§ Written request:
Pick out every line that holds the string "Central" and copy it.

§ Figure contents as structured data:

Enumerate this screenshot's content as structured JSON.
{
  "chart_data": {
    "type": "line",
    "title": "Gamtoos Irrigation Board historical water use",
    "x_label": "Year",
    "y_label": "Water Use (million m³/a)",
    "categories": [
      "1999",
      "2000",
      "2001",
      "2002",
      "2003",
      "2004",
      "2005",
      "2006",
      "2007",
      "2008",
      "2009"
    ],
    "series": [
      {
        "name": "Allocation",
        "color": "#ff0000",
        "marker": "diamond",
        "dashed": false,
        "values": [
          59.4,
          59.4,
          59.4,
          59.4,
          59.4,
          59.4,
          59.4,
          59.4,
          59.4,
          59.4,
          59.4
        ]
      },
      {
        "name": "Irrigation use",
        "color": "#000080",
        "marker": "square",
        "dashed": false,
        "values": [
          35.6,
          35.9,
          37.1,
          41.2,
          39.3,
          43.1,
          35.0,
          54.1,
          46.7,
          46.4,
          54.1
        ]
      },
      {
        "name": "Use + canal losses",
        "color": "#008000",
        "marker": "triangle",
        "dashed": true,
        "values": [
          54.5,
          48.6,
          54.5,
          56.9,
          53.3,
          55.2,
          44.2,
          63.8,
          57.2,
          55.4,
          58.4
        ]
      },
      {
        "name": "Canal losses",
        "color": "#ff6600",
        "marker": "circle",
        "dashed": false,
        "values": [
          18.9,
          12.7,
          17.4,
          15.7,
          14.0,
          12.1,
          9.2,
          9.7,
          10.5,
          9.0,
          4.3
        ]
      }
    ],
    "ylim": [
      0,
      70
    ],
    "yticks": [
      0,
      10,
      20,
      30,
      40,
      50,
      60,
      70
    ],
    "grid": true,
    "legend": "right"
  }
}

...

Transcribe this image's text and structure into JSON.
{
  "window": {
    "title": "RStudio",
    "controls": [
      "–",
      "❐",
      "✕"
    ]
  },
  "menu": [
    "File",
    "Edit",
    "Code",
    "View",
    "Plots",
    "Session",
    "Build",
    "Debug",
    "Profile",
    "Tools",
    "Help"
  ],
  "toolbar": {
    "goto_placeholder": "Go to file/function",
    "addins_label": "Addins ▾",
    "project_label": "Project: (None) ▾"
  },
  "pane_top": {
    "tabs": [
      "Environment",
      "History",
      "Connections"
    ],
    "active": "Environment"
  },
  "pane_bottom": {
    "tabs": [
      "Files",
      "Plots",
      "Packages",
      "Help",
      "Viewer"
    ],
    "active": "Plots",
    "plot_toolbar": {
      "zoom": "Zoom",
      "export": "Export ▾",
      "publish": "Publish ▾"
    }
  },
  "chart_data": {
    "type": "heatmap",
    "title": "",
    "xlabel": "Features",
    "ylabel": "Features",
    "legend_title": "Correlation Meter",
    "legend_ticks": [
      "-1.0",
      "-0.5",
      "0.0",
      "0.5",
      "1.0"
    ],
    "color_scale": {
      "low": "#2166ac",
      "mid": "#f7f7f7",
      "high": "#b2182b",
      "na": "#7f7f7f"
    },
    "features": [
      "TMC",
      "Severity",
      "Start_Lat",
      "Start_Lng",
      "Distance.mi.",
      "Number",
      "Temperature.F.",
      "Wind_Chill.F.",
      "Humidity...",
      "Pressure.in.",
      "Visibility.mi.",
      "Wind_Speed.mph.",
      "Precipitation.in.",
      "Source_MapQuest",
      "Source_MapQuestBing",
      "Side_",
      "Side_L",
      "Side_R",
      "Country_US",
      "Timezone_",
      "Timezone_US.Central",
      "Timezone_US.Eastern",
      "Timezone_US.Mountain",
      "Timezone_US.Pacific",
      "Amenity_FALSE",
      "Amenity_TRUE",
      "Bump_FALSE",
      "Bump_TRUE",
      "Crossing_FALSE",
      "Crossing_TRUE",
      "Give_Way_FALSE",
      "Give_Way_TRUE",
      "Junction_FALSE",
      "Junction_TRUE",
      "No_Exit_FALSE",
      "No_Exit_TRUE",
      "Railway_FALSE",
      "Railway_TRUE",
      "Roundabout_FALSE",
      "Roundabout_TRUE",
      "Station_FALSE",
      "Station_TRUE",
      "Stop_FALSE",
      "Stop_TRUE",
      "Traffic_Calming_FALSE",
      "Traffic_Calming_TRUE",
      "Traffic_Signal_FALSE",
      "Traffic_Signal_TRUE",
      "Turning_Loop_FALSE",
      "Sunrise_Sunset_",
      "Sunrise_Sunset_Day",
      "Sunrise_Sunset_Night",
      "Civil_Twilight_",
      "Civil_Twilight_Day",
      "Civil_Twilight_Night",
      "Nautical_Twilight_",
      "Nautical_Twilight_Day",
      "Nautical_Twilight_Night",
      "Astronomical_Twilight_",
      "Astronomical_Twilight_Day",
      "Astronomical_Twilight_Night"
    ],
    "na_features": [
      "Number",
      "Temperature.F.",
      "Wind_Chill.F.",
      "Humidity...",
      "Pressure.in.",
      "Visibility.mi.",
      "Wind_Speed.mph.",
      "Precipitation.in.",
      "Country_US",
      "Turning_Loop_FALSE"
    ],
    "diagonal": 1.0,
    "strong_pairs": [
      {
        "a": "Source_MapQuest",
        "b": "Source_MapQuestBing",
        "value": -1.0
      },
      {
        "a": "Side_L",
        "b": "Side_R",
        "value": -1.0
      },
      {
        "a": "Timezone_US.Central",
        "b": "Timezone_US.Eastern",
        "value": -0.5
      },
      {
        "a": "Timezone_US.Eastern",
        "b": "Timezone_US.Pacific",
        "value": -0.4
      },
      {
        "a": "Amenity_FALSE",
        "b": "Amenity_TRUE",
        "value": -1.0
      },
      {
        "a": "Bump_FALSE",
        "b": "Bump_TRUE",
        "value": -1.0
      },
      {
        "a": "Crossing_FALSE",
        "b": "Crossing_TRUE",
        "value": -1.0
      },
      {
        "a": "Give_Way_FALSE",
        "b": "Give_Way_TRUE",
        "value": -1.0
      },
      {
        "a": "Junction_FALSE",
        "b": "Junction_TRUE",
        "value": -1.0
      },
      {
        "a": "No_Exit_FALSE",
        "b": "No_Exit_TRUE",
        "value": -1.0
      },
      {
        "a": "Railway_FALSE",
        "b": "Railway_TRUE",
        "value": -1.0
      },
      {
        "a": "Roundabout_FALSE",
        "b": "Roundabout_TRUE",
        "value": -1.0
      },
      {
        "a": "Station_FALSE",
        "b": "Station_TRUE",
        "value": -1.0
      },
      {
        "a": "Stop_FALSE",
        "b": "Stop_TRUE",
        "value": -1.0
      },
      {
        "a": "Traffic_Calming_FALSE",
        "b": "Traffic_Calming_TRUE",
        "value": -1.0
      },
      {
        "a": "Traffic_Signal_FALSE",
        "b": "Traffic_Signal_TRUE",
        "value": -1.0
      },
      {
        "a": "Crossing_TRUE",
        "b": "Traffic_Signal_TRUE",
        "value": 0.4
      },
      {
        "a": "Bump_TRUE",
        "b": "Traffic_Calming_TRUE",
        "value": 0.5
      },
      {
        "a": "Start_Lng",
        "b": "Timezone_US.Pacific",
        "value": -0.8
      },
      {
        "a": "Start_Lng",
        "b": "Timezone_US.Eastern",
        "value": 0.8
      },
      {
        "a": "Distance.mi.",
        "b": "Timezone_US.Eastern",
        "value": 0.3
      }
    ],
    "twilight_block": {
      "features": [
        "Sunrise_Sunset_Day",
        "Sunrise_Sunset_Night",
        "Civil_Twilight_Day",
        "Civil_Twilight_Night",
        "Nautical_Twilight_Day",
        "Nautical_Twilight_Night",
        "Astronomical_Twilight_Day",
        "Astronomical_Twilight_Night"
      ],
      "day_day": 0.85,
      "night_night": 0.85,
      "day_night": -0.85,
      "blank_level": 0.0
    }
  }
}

§ Right answer:
      "Timezone_US.Central",
        "a": "Timezone_US.Central",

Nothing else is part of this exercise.